__WHAT THE TASK REQUIRES__: Wherever a line holds the string "chevron", copy that line.

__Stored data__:
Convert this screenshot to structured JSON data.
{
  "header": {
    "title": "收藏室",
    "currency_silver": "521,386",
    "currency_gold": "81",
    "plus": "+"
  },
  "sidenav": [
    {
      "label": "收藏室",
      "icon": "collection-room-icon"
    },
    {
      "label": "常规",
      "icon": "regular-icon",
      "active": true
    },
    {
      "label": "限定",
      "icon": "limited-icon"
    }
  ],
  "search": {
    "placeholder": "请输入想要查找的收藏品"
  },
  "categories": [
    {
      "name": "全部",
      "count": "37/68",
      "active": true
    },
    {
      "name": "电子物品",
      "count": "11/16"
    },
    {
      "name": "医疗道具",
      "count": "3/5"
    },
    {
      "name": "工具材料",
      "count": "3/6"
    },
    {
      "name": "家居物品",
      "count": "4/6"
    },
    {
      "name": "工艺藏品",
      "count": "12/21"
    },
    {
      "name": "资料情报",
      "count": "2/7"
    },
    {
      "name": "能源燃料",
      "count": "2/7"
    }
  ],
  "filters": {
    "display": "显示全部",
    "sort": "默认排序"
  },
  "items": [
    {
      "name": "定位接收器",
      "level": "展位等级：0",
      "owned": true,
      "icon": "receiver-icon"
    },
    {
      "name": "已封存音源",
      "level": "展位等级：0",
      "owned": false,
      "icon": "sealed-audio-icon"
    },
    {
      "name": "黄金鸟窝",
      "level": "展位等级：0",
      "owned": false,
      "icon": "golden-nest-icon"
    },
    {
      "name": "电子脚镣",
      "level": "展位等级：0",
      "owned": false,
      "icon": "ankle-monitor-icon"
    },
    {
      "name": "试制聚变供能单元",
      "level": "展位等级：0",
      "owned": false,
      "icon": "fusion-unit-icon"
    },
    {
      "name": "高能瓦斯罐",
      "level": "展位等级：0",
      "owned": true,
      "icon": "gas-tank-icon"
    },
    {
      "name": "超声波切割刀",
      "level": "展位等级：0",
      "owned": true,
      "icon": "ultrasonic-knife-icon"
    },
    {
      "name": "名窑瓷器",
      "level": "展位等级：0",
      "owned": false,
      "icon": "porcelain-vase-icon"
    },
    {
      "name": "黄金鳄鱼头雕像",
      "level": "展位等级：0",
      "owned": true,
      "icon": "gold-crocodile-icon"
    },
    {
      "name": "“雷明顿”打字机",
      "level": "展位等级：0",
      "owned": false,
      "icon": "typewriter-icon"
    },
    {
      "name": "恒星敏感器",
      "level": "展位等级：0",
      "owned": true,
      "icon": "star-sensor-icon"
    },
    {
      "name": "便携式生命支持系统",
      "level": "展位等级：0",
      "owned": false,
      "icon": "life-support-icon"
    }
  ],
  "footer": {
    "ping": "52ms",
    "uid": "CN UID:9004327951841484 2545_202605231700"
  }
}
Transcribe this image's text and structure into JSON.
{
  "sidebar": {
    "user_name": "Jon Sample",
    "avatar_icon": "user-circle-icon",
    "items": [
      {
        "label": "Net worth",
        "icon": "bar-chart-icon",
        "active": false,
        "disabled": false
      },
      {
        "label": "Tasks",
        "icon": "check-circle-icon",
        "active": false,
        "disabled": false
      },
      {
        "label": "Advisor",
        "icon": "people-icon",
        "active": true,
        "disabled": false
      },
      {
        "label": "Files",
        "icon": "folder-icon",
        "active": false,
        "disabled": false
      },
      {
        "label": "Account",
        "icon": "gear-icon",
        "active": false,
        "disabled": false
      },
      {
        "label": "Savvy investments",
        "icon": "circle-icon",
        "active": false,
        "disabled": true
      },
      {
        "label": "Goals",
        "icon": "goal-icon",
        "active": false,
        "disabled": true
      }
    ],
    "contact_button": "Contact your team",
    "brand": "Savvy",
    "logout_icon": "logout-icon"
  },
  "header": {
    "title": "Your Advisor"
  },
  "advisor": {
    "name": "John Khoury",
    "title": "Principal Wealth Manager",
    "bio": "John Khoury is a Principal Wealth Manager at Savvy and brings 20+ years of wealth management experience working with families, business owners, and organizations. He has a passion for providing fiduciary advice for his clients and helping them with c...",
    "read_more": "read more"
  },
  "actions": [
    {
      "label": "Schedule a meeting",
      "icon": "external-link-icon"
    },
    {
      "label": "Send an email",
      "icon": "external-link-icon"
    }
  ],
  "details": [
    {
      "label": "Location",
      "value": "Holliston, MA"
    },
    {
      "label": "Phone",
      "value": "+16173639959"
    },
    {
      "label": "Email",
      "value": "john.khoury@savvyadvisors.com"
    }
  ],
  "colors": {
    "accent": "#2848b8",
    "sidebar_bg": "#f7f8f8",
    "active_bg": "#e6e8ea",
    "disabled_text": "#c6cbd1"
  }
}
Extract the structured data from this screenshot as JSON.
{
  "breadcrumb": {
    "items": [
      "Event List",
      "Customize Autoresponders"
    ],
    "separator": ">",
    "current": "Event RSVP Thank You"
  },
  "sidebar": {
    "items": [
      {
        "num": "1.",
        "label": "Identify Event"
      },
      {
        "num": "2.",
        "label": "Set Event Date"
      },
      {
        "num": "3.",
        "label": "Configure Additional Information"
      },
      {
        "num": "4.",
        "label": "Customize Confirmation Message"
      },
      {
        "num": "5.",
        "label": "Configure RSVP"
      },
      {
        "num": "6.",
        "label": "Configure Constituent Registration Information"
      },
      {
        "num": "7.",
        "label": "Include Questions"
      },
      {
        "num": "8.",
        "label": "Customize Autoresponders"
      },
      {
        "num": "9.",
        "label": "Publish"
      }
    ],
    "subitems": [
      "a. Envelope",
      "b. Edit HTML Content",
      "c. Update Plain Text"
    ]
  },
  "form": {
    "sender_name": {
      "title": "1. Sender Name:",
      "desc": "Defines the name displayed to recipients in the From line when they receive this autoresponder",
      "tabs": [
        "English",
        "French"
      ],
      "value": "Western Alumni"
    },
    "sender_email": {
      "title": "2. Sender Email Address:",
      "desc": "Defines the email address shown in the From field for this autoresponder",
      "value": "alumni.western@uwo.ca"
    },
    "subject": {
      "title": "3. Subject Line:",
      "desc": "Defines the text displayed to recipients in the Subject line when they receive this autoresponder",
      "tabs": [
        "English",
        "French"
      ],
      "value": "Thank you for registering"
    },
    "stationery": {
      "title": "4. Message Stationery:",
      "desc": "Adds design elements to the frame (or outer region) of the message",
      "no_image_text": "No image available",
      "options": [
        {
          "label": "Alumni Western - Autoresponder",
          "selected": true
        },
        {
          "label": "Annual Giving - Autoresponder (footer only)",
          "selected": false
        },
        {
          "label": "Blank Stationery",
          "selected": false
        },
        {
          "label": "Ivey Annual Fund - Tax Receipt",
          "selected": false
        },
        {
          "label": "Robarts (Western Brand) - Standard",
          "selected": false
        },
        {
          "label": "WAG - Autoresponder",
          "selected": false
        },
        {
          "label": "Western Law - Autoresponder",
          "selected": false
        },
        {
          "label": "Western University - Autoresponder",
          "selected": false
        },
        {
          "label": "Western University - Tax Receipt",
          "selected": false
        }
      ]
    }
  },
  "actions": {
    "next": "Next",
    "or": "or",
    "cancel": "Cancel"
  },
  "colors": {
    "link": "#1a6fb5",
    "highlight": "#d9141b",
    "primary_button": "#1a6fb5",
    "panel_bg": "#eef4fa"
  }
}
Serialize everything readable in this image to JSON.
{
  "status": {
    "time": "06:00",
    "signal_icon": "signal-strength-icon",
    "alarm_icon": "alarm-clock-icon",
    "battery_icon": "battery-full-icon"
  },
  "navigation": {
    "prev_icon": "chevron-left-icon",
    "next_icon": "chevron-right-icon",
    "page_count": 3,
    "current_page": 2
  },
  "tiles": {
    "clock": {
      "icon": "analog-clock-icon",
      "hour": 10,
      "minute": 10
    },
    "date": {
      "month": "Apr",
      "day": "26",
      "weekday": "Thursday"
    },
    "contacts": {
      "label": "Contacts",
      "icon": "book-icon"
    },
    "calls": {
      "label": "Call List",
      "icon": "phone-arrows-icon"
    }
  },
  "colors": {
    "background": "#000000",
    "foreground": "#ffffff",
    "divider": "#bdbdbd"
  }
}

__TASK OUTPUT__:
    "prev_icon": "chevron-left-icon",
    "next_icon": "chevron-right-icon",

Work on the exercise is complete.